**Problem details**
Print the listing as it stands, omitting all images.

(Dataset records on visual material)
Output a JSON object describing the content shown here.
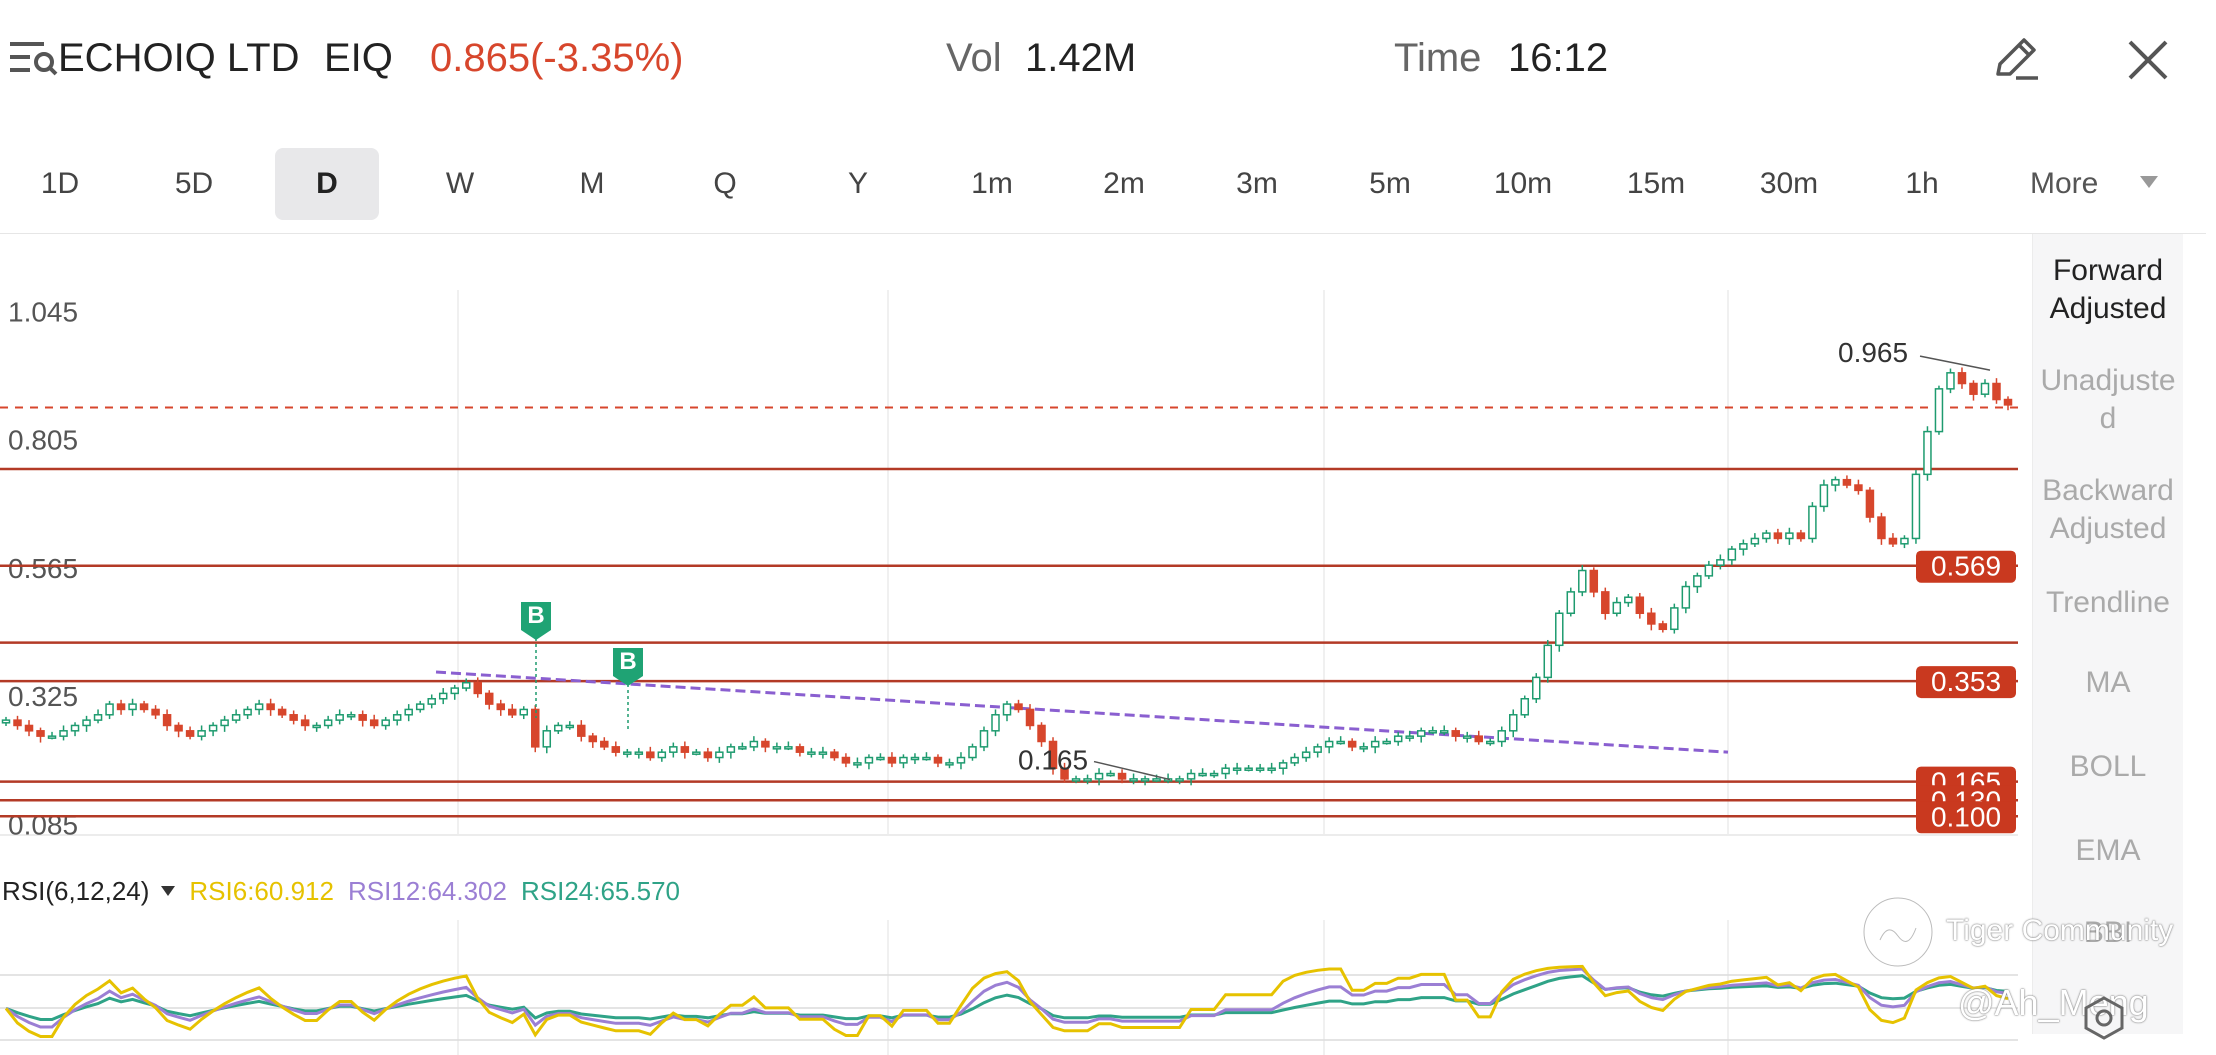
{
  "header": {
    "stock_name": "ECHOIQ LTD",
    "stock_code": "EIQ",
    "price": "0.865(-3.35%)",
    "vol_label": "Vol",
    "vol_value": "1.42M",
    "time_label": "Time",
    "time_value": "16:12",
    "menu_icon": "list-search-icon",
    "edit_icon": "pencil-icon",
    "close_icon": "close-icon"
  },
  "periods": {
    "items": [
      "1D",
      "5D",
      "D",
      "W",
      "M",
      "Q",
      "Y",
      "1m",
      "2m",
      "3m",
      "5m",
      "10m",
      "15m",
      "30m",
      "1h"
    ],
    "active": "D",
    "more_label": "More"
  },
  "side_panel": {
    "items": [
      {
        "label": "Forward Adjusted",
        "active": true
      },
      {
        "label": "Unadjusted",
        "active": false
      },
      {
        "label": "Backward Adjusted",
        "active": false
      },
      {
        "label": "Trendline",
        "active": false
      },
      {
        "label": "MA",
        "active": false
      },
      {
        "label": "BOLL",
        "active": false
      },
      {
        "label": "EMA",
        "active": false
      },
      {
        "label": "BBI",
        "active": false
      }
    ]
  },
  "chart_data": {
    "type": "candlestick",
    "y_axis_labels": [
      "1.045",
      "0.805",
      "0.565",
      "0.325",
      "0.085"
    ],
    "ylim": [
      0.065,
      1.085
    ],
    "current_price": 0.865,
    "high_annotation": {
      "label": "0.965",
      "value": 0.965
    },
    "low_annotation": {
      "label": "0.165",
      "value": 0.165
    },
    "horizontal_levels": [
      {
        "value": 0.75,
        "label": ""
      },
      {
        "value": 0.569,
        "label": "0.569"
      },
      {
        "value": 0.425,
        "label": ""
      },
      {
        "value": 0.353,
        "label": "0.353"
      },
      {
        "value": 0.165,
        "label": "0.165"
      },
      {
        "value": 0.13,
        "label": "0.130"
      },
      {
        "value": 0.1,
        "label": "0.100"
      }
    ],
    "trendline": {
      "start_value": 0.37,
      "end_value": 0.22
    },
    "buy_markers": [
      "B",
      "B"
    ],
    "closes": [
      0.28,
      0.27,
      0.26,
      0.25,
      0.25,
      0.26,
      0.27,
      0.28,
      0.29,
      0.31,
      0.3,
      0.31,
      0.3,
      0.29,
      0.27,
      0.26,
      0.25,
      0.26,
      0.27,
      0.28,
      0.29,
      0.3,
      0.31,
      0.3,
      0.29,
      0.28,
      0.27,
      0.27,
      0.28,
      0.29,
      0.29,
      0.28,
      0.27,
      0.28,
      0.29,
      0.3,
      0.31,
      0.32,
      0.33,
      0.34,
      0.35,
      0.33,
      0.31,
      0.3,
      0.29,
      0.3,
      0.23,
      0.26,
      0.27,
      0.27,
      0.25,
      0.24,
      0.23,
      0.22,
      0.22,
      0.22,
      0.21,
      0.22,
      0.23,
      0.22,
      0.22,
      0.21,
      0.22,
      0.23,
      0.23,
      0.24,
      0.23,
      0.23,
      0.23,
      0.22,
      0.22,
      0.22,
      0.21,
      0.2,
      0.2,
      0.21,
      0.21,
      0.2,
      0.21,
      0.21,
      0.21,
      0.2,
      0.2,
      0.21,
      0.23,
      0.26,
      0.29,
      0.31,
      0.3,
      0.27,
      0.24,
      0.19,
      0.17,
      0.17,
      0.17,
      0.18,
      0.18,
      0.17,
      0.17,
      0.17,
      0.17,
      0.17,
      0.17,
      0.18,
      0.18,
      0.18,
      0.19,
      0.19,
      0.19,
      0.19,
      0.19,
      0.2,
      0.21,
      0.22,
      0.23,
      0.24,
      0.24,
      0.23,
      0.23,
      0.24,
      0.24,
      0.25,
      0.25,
      0.26,
      0.26,
      0.26,
      0.25,
      0.25,
      0.24,
      0.24,
      0.26,
      0.29,
      0.32,
      0.36,
      0.42,
      0.48,
      0.52,
      0.56,
      0.52,
      0.48,
      0.5,
      0.51,
      0.48,
      0.46,
      0.45,
      0.49,
      0.53,
      0.55,
      0.57,
      0.58,
      0.6,
      0.61,
      0.62,
      0.63,
      0.62,
      0.63,
      0.62,
      0.68,
      0.72,
      0.73,
      0.72,
      0.71,
      0.66,
      0.62,
      0.61,
      0.62,
      0.74,
      0.82,
      0.9,
      0.93,
      0.91,
      0.89,
      0.91,
      0.88,
      0.87
    ]
  },
  "rsi": {
    "label": "RSI(6,12,24)",
    "rsi6_label": "RSI6:60.912",
    "rsi12_label": "RSI12:64.302",
    "rsi24_label": "RSI24:65.570",
    "colors": {
      "rsi6": "#e6c200",
      "rsi12": "#9b7fd4",
      "rsi24": "#2fa387"
    }
  },
  "watermark": {
    "brand": "Tiger Community",
    "handle": "@Ah_Meng"
  }
}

**Response**
Output a JSON object describing the content shown here.
{
  "header": {
    "stock_name": "ECHOIQ LTD",
    "stock_code": "EIQ",
    "price": "0.865(-3.35%)",
    "vol_label": "Vol",
    "vol_value": "1.42M",
    "time_label": "Time",
    "time_value": "16:12",
    "menu_icon": "list-search-icon",
    "edit_icon": "pencil-icon",
    "close_icon": "close-icon"
  },
  "periods": {
    "items": [
      "1D",
      "5D",
      "D",
      "W",
      "M",
      "Q",
      "Y",
      "1m",
      "2m",
      "3m",
      "5m",
      "10m",
      "15m",
      "30m",
      "1h"
    ],
    "active": "D",
    "more_label": "More"
  },
  "side_panel": {
    "items": [
      {
        "label": "Forward Adjusted",
        "active": true
      },
      {
        "label": "Unadjusted",
        "active": false
      },
      {
        "label": "Backward Adjusted",
        "active": false
      },
      {
        "label": "Trendline",
        "active": false
      },
      {
        "label": "MA",
        "active": false
      },
      {
        "label": "BOLL",
        "active": false
      },
      {
        "label": "EMA",
        "active": false
      },
      {
        "label": "BBI",
        "active": false
      }
    ]
  },
  "chart_data": {
    "type": "candlestick",
    "y_axis_labels": [
      "1.045",
      "0.805",
      "0.565",
      "0.325",
      "0.085"
    ],
    "ylim": [
      0.065,
      1.085
    ],
    "current_price": 0.865,
    "high_annotation": {
      "label": "0.965",
      "value": 0.965
    },
    "low_annotation": {
      "label": "0.165",
      "value": 0.165
    },
    "horizontal_levels": [
      {
        "value": 0.75,
        "label": ""
      },
      {
        "value": 0.569,
        "label": "0.569"
      },
      {
        "value": 0.425,
        "label": ""
      },
      {
        "value": 0.353,
        "label": "0.353"
      },
      {
        "value": 0.165,
        "label": "0.165"
      },
      {
        "value": 0.13,
        "label": "0.130"
      },
      {
        "value": 0.1,
        "label": "0.100"
      }
    ],
    "trendline": {
      "start_value": 0.37,
      "end_value": 0.22
    },
    "buy_markers": [
      "B",
      "B"
    ],
    "closes": [
      0.28,
      0.27,
      0.26,
      0.25,
      0.25,
      0.26,
      0.27,
      0.28,
      0.29,
      0.31,
      0.3,
      0.31,
      0.3,
      0.29,
      0.27,
      0.26,
      0.25,
      0.26,
      0.27,
      0.28,
      0.29,
      0.3,
      0.31,
      0.3,
      0.29,
      0.28,
      0.27,
      0.27,
      0.28,
      0.29,
      0.29,
      0.28,
      0.27,
      0.28,
      0.29,
      0.3,
      0.31,
      0.32,
      0.33,
      0.34,
      0.35,
      0.33,
      0.31,
      0.3,
      0.29,
      0.3,
      0.23,
      0.26,
      0.27,
      0.27,
      0.25,
      0.24,
      0.23,
      0.22,
      0.22,
      0.22,
      0.21,
      0.22,
      0.23,
      0.22,
      0.22,
      0.21,
      0.22,
      0.23,
      0.23,
      0.24,
      0.23,
      0.23,
      0.23,
      0.22,
      0.22,
      0.22,
      0.21,
      0.2,
      0.2,
      0.21,
      0.21,
      0.2,
      0.21,
      0.21,
      0.21,
      0.2,
      0.2,
      0.21,
      0.23,
      0.26,
      0.29,
      0.31,
      0.3,
      0.27,
      0.24,
      0.19,
      0.17,
      0.17,
      0.17,
      0.18,
      0.18,
      0.17,
      0.17,
      0.17,
      0.17,
      0.17,
      0.17,
      0.18,
      0.18,
      0.18,
      0.19,
      0.19,
      0.19,
      0.19,
      0.19,
      0.2,
      0.21,
      0.22,
      0.23,
      0.24,
      0.24,
      0.23,
      0.23,
      0.24,
      0.24,
      0.25,
      0.25,
      0.26,
      0.26,
      0.26,
      0.25,
      0.25,
      0.24,
      0.24,
      0.26,
      0.29,
      0.32,
      0.36,
      0.42,
      0.48,
      0.52,
      0.56,
      0.52,
      0.48,
      0.5,
      0.51,
      0.48,
      0.46,
      0.45,
      0.49,
      0.53,
      0.55,
      0.57,
      0.58,
      0.6,
      0.61,
      0.62,
      0.63,
      0.62,
      0.63,
      0.62,
      0.68,
      0.72,
      0.73,
      0.72,
      0.71,
      0.66,
      0.62,
      0.61,
      0.62,
      0.74,
      0.82,
      0.9,
      0.93,
      0.91,
      0.89,
      0.91,
      0.88,
      0.87
    ]
  },
  "rsi": {
    "label": "RSI(6,12,24)",
    "rsi6_label": "RSI6:60.912",
    "rsi12_label": "RSI12:64.302",
    "rsi24_label": "RSI24:65.570",
    "colors": {
      "rsi6": "#e6c200",
      "rsi12": "#9b7fd4",
      "rsi24": "#2fa387"
    }
  },
  "watermark": {
    "brand": "Tiger Community",
    "handle": "@Ah_Meng"
  }
}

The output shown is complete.